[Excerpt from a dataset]
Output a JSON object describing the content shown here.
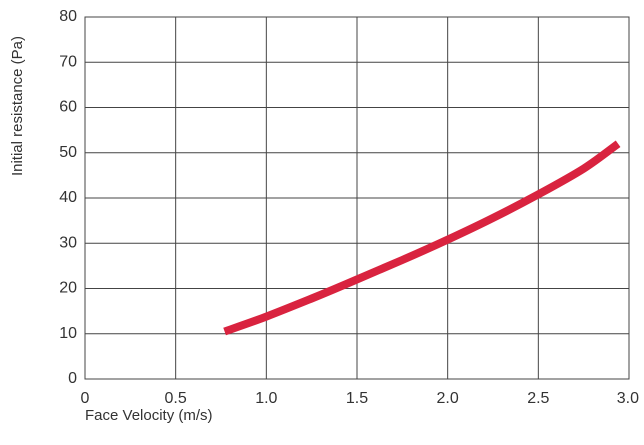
{
  "chart_data": {
    "type": "line",
    "title": "",
    "xlabel": "Face Velocity (m/s)",
    "ylabel": "Initial resistance (Pa)",
    "xlim": [
      0,
      3.0
    ],
    "ylim": [
      0,
      80
    ],
    "x_ticks": [
      "0",
      "0.5",
      "1.0",
      "1.5",
      "2.0",
      "2.5",
      "3.0"
    ],
    "y_ticks": [
      "0",
      "10",
      "20",
      "30",
      "40",
      "50",
      "60",
      "70",
      "80"
    ],
    "grid": true,
    "legend": "none",
    "series": [
      {
        "color": "#d9233f",
        "x": [
          0.77,
          1.0,
          1.25,
          1.5,
          1.75,
          2.0,
          2.25,
          2.5,
          2.75,
          2.94
        ],
        "y": [
          10.5,
          13.8,
          17.8,
          22.0,
          26.3,
          30.8,
          35.6,
          40.8,
          46.5,
          52.0
        ]
      }
    ]
  }
}
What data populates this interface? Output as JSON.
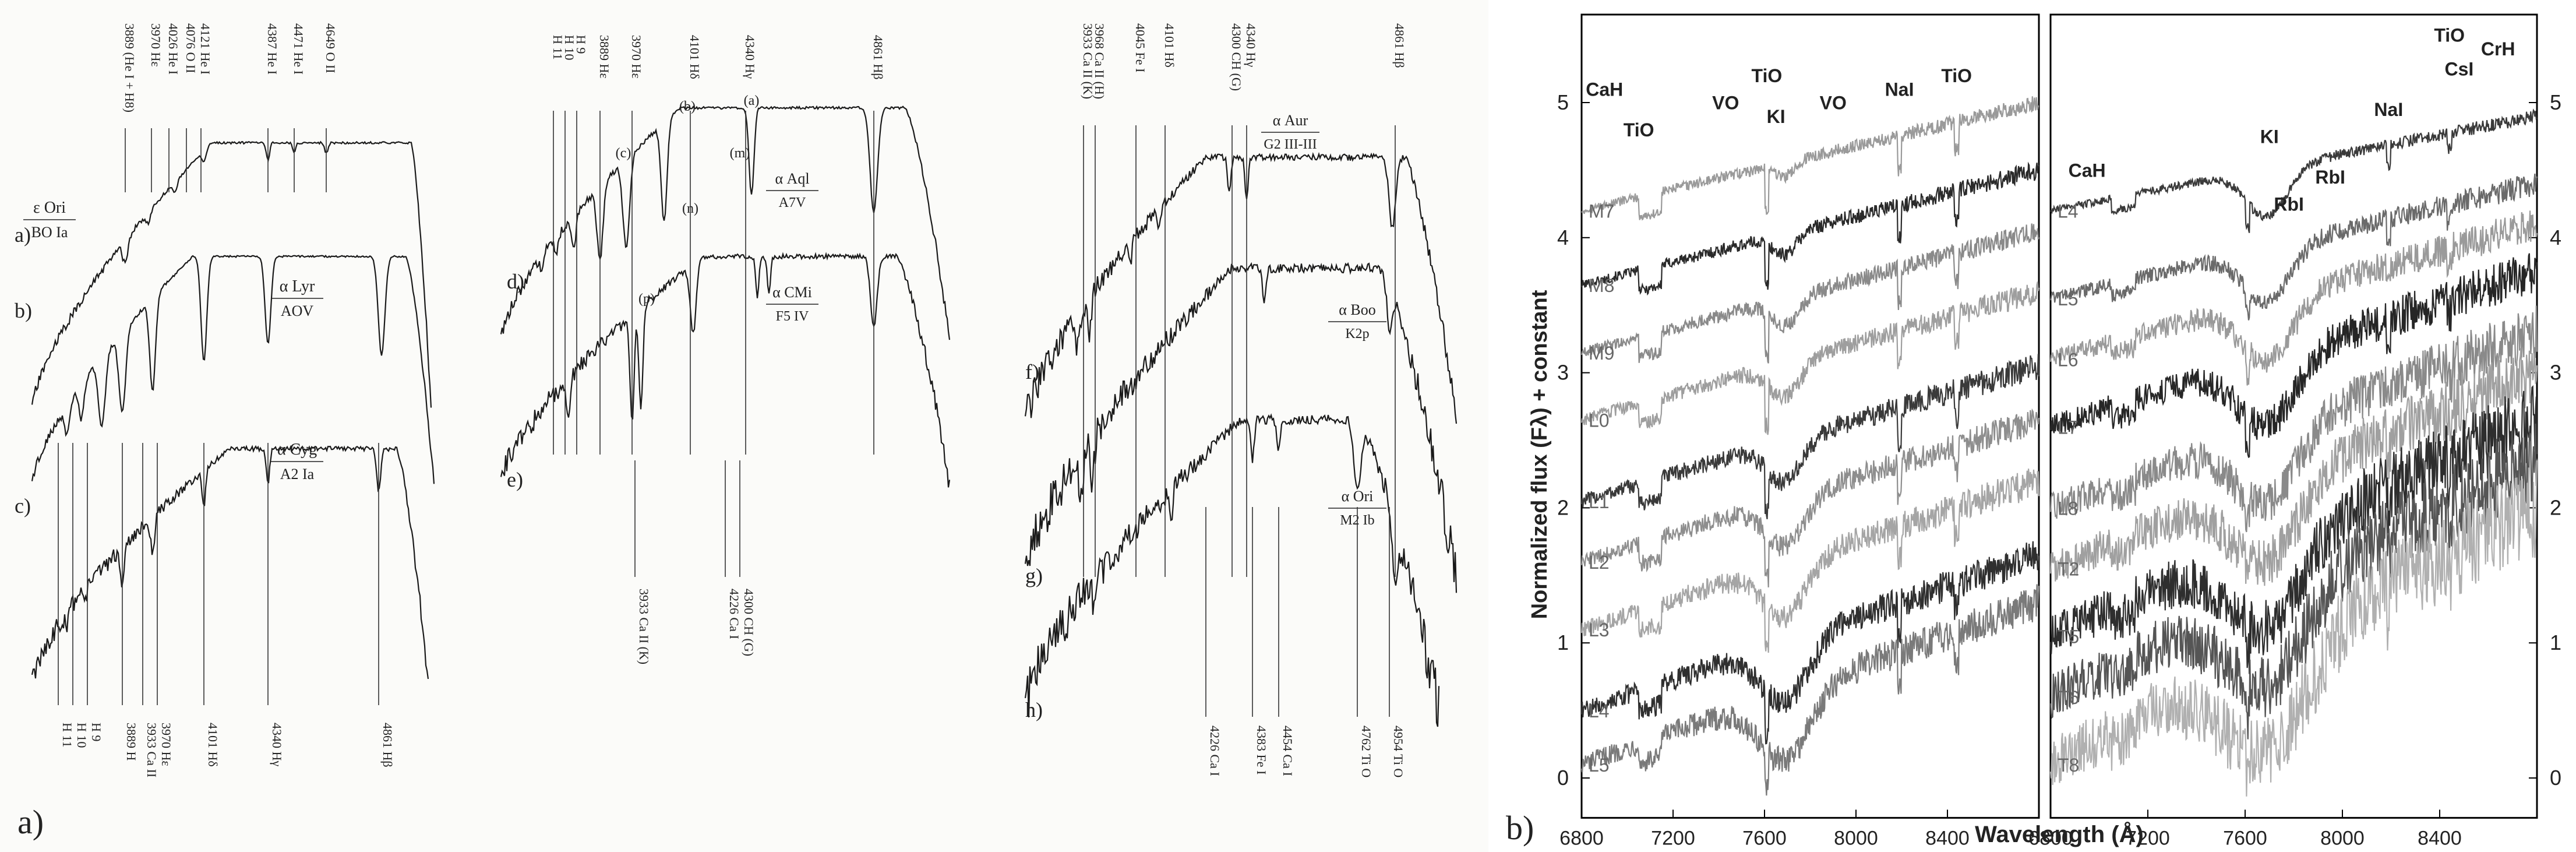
{
  "panel_labels": {
    "a": "a)",
    "b": "b)"
  },
  "chart_data": [
    {
      "type": "line",
      "title": "",
      "panel": "a",
      "sub_panels": [
        {
          "id": "a-left",
          "series": [
            {
              "name": "a)",
              "star": "ε Ori",
              "spectral_type": "BO Ia"
            },
            {
              "name": "b)",
              "star": "α Lyr",
              "spectral_type": "AOV"
            },
            {
              "name": "c)",
              "star": "α Cyg",
              "spectral_type": "A2 Ia"
            }
          ],
          "top_lines": [
            "3889 (He I + H8)",
            "3970 Hε",
            "4026 He I",
            "4076 O II",
            "4121 He I",
            "4387 He I",
            "4471 He I",
            "4649 O II"
          ],
          "bottom_lines": [
            "H 11",
            "H 10",
            "H 9",
            "3889 H",
            "3933 Ca II",
            "3970 Hε",
            "4101 Hδ",
            "4340 Hγ",
            "4861 Hβ"
          ]
        },
        {
          "id": "a-middle",
          "series": [
            {
              "name": "d)",
              "star": "α Aql",
              "spectral_type": "A7V"
            },
            {
              "name": "e)",
              "star": "α CMi",
              "spectral_type": "F5 IV"
            }
          ],
          "top_lines": [
            "H 11",
            "H 10",
            "H 9",
            "3889 Hε",
            "3970 Hε",
            "4101 Hδ",
            "4340 Hγ",
            "4861 Hβ"
          ],
          "bottom_lines": [
            "3933 Ca II (K)",
            "4226 Ca I",
            "4300 CH (G)"
          ],
          "markers": [
            "(a)",
            "(b)",
            "(c)",
            "(m)",
            "(n)",
            "(p)",
            "(b)"
          ]
        },
        {
          "id": "a-right",
          "series": [
            {
              "name": "f)",
              "star": "α Aur",
              "spectral_type": "G2 III-III"
            },
            {
              "name": "g)",
              "star": "α Boo",
              "spectral_type": "K2p"
            },
            {
              "name": "h)",
              "star": "α Ori",
              "spectral_type": "M2 Ib"
            }
          ],
          "top_lines": [
            "3933 Ca II (K)",
            "3968 Ca II (H)",
            "4045 Fe I",
            "4101 Hδ",
            "4300 CH (G)",
            "4340 Hγ",
            "4861 Hβ"
          ],
          "bottom_lines": [
            "4226 Ca I",
            "4383 Fe I",
            "4454 Ca I",
            "4762 Ti O",
            "4954 Ti O"
          ]
        }
      ]
    },
    {
      "type": "line",
      "title": "",
      "panel": "b",
      "xlabel": "Wavelength (Å)",
      "ylabel": "Normalized flux (Fλ) + constant",
      "xlim": [
        6800,
        8800
      ],
      "ylim": [
        -0.2,
        5.7
      ],
      "xticks": [
        "6800",
        "7200",
        "7600",
        "8000",
        "8400"
      ],
      "yticks": [
        "0",
        "1",
        "2",
        "3",
        "4",
        "5"
      ],
      "sub_panels": [
        {
          "id": "b-left",
          "series": [
            "M7",
            "M8",
            "M9",
            "L0",
            "L1",
            "L2",
            "L3",
            "L4",
            "L5"
          ],
          "offsets": [
            4.2,
            3.65,
            3.15,
            2.65,
            2.05,
            1.6,
            1.1,
            0.5,
            0.1
          ],
          "features": [
            "CaH",
            "TiO",
            "VO",
            "TiO",
            "KI",
            "VO",
            "NaI",
            "TiO"
          ]
        },
        {
          "id": "b-right",
          "series": [
            "L4",
            "L5",
            "L6",
            "L7",
            "L8",
            "T2",
            "T5",
            "T6",
            "T8"
          ],
          "offsets": [
            4.2,
            3.55,
            3.1,
            2.6,
            2.0,
            1.55,
            1.05,
            0.6,
            0.1
          ],
          "features": [
            "CaH",
            "KI",
            "RbI",
            "RbI",
            "NaI",
            "TiO",
            "CsI",
            "CrH"
          ]
        }
      ]
    }
  ]
}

* _Problem details_
Retype everything in the material word for word, minus pictures.

* _Correct output_
Output a JSON object describing the content shown here.
{
  "chart_data": {
    "type": "line",
    "title": "",
    "xlabel": "Face Velocity (m/s)",
    "ylabel": "Initial resistance (Pa)",
    "xlim": [
      0,
      3.0
    ],
    "ylim": [
      0,
      80
    ],
    "x_ticks": [
      "0",
      "0.5",
      "1.0",
      "1.5",
      "2.0",
      "2.5",
      "3.0"
    ],
    "y_ticks": [
      "0",
      "10",
      "20",
      "30",
      "40",
      "50",
      "60",
      "70",
      "80"
    ],
    "grid": true,
    "legend": "none",
    "series": [
      {
        "color": "#d9233f",
        "x": [
          0.77,
          1.0,
          1.25,
          1.5,
          1.75,
          2.0,
          2.25,
          2.5,
          2.75,
          2.94
        ],
        "y": [
          10.5,
          13.8,
          17.8,
          22.0,
          26.3,
          30.8,
          35.6,
          40.8,
          46.5,
          52.0
        ]
      }
    ]
  }
}
What data populates this interface? Output as JSON.
{
  "panel_labels": {
    "a": "a)",
    "b": "b)"
  },
  "chart_data": [
    {
      "type": "line",
      "title": "",
      "panel": "a",
      "sub_panels": [
        {
          "id": "a-left",
          "series": [
            {
              "name": "a)",
              "star": "ε Ori",
              "spectral_type": "BO Ia"
            },
            {
              "name": "b)",
              "star": "α Lyr",
              "spectral_type": "AOV"
            },
            {
              "name": "c)",
              "star": "α Cyg",
              "spectral_type": "A2 Ia"
            }
          ],
          "top_lines": [
            "3889 (He I + H8)",
            "3970 Hε",
            "4026 He I",
            "4076 O II",
            "4121 He I",
            "4387 He I",
            "4471 He I",
            "4649 O II"
          ],
          "bottom_lines": [
            "H 11",
            "H 10",
            "H 9",
            "3889 H",
            "3933 Ca II",
            "3970 Hε",
            "4101 Hδ",
            "4340 Hγ",
            "4861 Hβ"
          ]
        },
        {
          "id": "a-middle",
          "series": [
            {
              "name": "d)",
              "star": "α Aql",
              "spectral_type": "A7V"
            },
            {
              "name": "e)",
              "star": "α CMi",
              "spectral_type": "F5 IV"
            }
          ],
          "top_lines": [
            "H 11",
            "H 10",
            "H 9",
            "3889 Hε",
            "3970 Hε",
            "4101 Hδ",
            "4340 Hγ",
            "4861 Hβ"
          ],
          "bottom_lines": [
            "3933 Ca II (K)",
            "4226 Ca I",
            "4300 CH (G)"
          ],
          "markers": [
            "(a)",
            "(b)",
            "(c)",
            "(m)",
            "(n)",
            "(p)",
            "(b)"
          ]
        },
        {
          "id": "a-right",
          "series": [
            {
              "name": "f)",
              "star": "α Aur",
              "spectral_type": "G2 III-III"
            },
            {
              "name": "g)",
              "star": "α Boo",
              "spectral_type": "K2p"
            },
            {
              "name": "h)",
              "star": "α Ori",
              "spectral_type": "M2 Ib"
            }
          ],
          "top_lines": [
            "3933 Ca II (K)",
            "3968 Ca II (H)",
            "4045 Fe I",
            "4101 Hδ",
            "4300 CH (G)",
            "4340 Hγ",
            "4861 Hβ"
          ],
          "bottom_lines": [
            "4226 Ca I",
            "4383 Fe I",
            "4454 Ca I",
            "4762 Ti O",
            "4954 Ti O"
          ]
        }
      ]
    },
    {
      "type": "line",
      "title": "",
      "panel": "b",
      "xlabel": "Wavelength (Å)",
      "ylabel": "Normalized flux (Fλ) + constant",
      "xlim": [
        6800,
        8800
      ],
      "ylim": [
        -0.2,
        5.7
      ],
      "xticks": [
        "6800",
        "7200",
        "7600",
        "8000",
        "8400"
      ],
      "yticks": [
        "0",
        "1",
        "2",
        "3",
        "4",
        "5"
      ],
      "sub_panels": [
        {
          "id": "b-left",
          "series": [
            "M7",
            "M8",
            "M9",
            "L0",
            "L1",
            "L2",
            "L3",
            "L4",
            "L5"
          ],
          "offsets": [
            4.2,
            3.65,
            3.15,
            2.65,
            2.05,
            1.6,
            1.1,
            0.5,
            0.1
          ],
          "features": [
            "CaH",
            "TiO",
            "VO",
            "TiO",
            "KI",
            "VO",
            "NaI",
            "TiO"
          ]
        },
        {
          "id": "b-right",
          "series": [
            "L4",
            "L5",
            "L6",
            "L7",
            "L8",
            "T2",
            "T5",
            "T6",
            "T8"
          ],
          "offsets": [
            4.2,
            3.55,
            3.1,
            2.6,
            2.0,
            1.55,
            1.05,
            0.6,
            0.1
          ],
          "features": [
            "CaH",
            "KI",
            "RbI",
            "RbI",
            "NaI",
            "TiO",
            "CsI",
            "CrH"
          ]
        }
      ]
    }
  ]
}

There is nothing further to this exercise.